*** Opening Provided data ***

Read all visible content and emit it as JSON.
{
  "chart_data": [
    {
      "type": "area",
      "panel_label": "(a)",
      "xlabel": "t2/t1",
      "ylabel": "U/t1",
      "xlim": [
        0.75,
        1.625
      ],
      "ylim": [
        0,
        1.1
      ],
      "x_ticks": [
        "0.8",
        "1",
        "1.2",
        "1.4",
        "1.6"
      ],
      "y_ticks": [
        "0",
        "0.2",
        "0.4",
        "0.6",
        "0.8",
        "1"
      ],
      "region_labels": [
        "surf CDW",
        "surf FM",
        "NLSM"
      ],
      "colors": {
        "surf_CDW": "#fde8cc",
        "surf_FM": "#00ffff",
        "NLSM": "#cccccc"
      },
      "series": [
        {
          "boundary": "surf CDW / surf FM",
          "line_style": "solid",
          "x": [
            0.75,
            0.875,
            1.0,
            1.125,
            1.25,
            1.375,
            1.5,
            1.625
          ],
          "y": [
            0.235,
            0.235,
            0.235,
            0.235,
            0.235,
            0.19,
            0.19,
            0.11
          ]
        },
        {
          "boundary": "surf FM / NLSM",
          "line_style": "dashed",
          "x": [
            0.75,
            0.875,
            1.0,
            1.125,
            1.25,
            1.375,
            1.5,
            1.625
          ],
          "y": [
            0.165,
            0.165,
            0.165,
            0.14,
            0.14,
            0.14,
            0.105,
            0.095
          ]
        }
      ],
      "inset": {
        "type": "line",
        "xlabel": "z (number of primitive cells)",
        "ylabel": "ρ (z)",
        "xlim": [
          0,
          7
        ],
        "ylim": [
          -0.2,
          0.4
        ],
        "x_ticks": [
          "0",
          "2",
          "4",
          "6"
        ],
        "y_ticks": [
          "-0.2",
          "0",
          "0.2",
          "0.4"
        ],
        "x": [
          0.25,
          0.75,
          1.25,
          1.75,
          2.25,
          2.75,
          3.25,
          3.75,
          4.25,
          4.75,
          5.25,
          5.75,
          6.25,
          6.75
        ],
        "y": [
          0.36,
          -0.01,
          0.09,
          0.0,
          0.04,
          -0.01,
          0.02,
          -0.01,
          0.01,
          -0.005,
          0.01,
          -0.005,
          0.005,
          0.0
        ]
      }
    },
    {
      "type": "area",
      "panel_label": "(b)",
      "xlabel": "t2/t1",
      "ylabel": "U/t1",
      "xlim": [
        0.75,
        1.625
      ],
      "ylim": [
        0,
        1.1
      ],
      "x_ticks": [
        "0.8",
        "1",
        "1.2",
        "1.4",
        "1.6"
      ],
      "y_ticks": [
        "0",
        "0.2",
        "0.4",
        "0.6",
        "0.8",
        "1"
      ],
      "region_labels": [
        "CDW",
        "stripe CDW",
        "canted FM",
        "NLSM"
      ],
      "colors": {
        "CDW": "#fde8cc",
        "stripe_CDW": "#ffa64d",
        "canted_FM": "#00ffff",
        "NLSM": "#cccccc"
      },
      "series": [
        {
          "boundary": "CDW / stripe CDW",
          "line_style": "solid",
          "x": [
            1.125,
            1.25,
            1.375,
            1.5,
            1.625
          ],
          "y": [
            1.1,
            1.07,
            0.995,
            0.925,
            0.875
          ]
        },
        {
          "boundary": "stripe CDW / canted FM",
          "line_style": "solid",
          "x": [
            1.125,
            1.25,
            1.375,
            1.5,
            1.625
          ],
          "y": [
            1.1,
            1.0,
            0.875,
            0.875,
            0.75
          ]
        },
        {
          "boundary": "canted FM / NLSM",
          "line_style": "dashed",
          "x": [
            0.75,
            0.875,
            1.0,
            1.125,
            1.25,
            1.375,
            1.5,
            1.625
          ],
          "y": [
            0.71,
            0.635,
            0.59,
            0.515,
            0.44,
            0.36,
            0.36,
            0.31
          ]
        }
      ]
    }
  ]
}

*** Closing Provided data ***

What you are asked to do> Write out the records shown above, exactly as they appear.

Expected output>
Read all visible content and emit it as JSON.
{
  "chart_data": [
    {
      "type": "area",
      "panel_label": "(a)",
      "xlabel": "t2/t1",
      "ylabel": "U/t1",
      "xlim": [
        0.75,
        1.625
      ],
      "ylim": [
        0,
        1.1
      ],
      "x_ticks": [
        "0.8",
        "1",
        "1.2",
        "1.4",
        "1.6"
      ],
      "y_ticks": [
        "0",
        "0.2",
        "0.4",
        "0.6",
        "0.8",
        "1"
      ],
      "region_labels": [
        "surf CDW",
        "surf FM",
        "NLSM"
      ],
      "colors": {
        "surf_CDW": "#fde8cc",
        "surf_FM": "#00ffff",
        "NLSM": "#cccccc"
      },
      "series": [
        {
          "boundary": "surf CDW / surf FM",
          "line_style": "solid",
          "x": [
            0.75,
            0.875,
            1.0,
            1.125,
            1.25,
            1.375,
            1.5,
            1.625
          ],
          "y": [
            0.235,
            0.235,
            0.235,
            0.235,
            0.235,
            0.19,
            0.19,
            0.11
          ]
        },
        {
          "boundary": "surf FM / NLSM",
          "line_style": "dashed",
          "x": [
            0.75,
            0.875,
            1.0,
            1.125,
            1.25,
            1.375,
            1.5,
            1.625
          ],
          "y": [
            0.165,
            0.165,
            0.165,
            0.14,
            0.14,
            0.14,
            0.105,
            0.095
          ]
        }
      ],
      "inset": {
        "type": "line",
        "xlabel": "z (number of primitive cells)",
        "ylabel": "ρ (z)",
        "xlim": [
          0,
          7
        ],
        "ylim": [
          -0.2,
          0.4
        ],
        "x_ticks": [
          "0",
          "2",
          "4",
          "6"
        ],
        "y_ticks": [
          "-0.2",
          "0",
          "0.2",
          "0.4"
        ],
        "x": [
          0.25,
          0.75,
          1.25,
          1.75,
          2.25,
          2.75,
          3.25,
          3.75,
          4.25,
          4.75,
          5.25,
          5.75,
          6.25,
          6.75
        ],
        "y": [
          0.36,
          -0.01,
          0.09,
          0.0,
          0.04,
          -0.01,
          0.02,
          -0.01,
          0.01,
          -0.005,
          0.01,
          -0.005,
          0.005,
          0.0
        ]
      }
    },
    {
      "type": "area",
      "panel_label": "(b)",
      "xlabel": "t2/t1",
      "ylabel": "U/t1",
      "xlim": [
        0.75,
        1.625
      ],
      "ylim": [
        0,
        1.1
      ],
      "x_ticks": [
        "0.8",
        "1",
        "1.2",
        "1.4",
        "1.6"
      ],
      "y_ticks": [
        "0",
        "0.2",
        "0.4",
        "0.6",
        "0.8",
        "1"
      ],
      "region_labels": [
        "CDW",
        "stripe CDW",
        "canted FM",
        "NLSM"
      ],
      "colors": {
        "CDW": "#fde8cc",
        "stripe_CDW": "#ffa64d",
        "canted_FM": "#00ffff",
        "NLSM": "#cccccc"
      },
      "series": [
        {
          "boundary": "CDW / stripe CDW",
          "line_style": "solid",
          "x": [
            1.125,
            1.25,
            1.375,
            1.5,
            1.625
          ],
          "y": [
            1.1,
            1.07,
            0.995,
            0.925,
            0.875
          ]
        },
        {
          "boundary": "stripe CDW / canted FM",
          "line_style": "solid",
          "x": [
            1.125,
            1.25,
            1.375,
            1.5,
            1.625
          ],
          "y": [
            1.1,
            1.0,
            0.875,
            0.875,
            0.75
          ]
        },
        {
          "boundary": "canted FM / NLSM",
          "line_style": "dashed",
          "x": [
            0.75,
            0.875,
            1.0,
            1.125,
            1.25,
            1.375,
            1.5,
            1.625
          ],
          "y": [
            0.71,
            0.635,
            0.59,
            0.515,
            0.44,
            0.36,
            0.36,
            0.31
          ]
        }
      ]
    }
  ]
}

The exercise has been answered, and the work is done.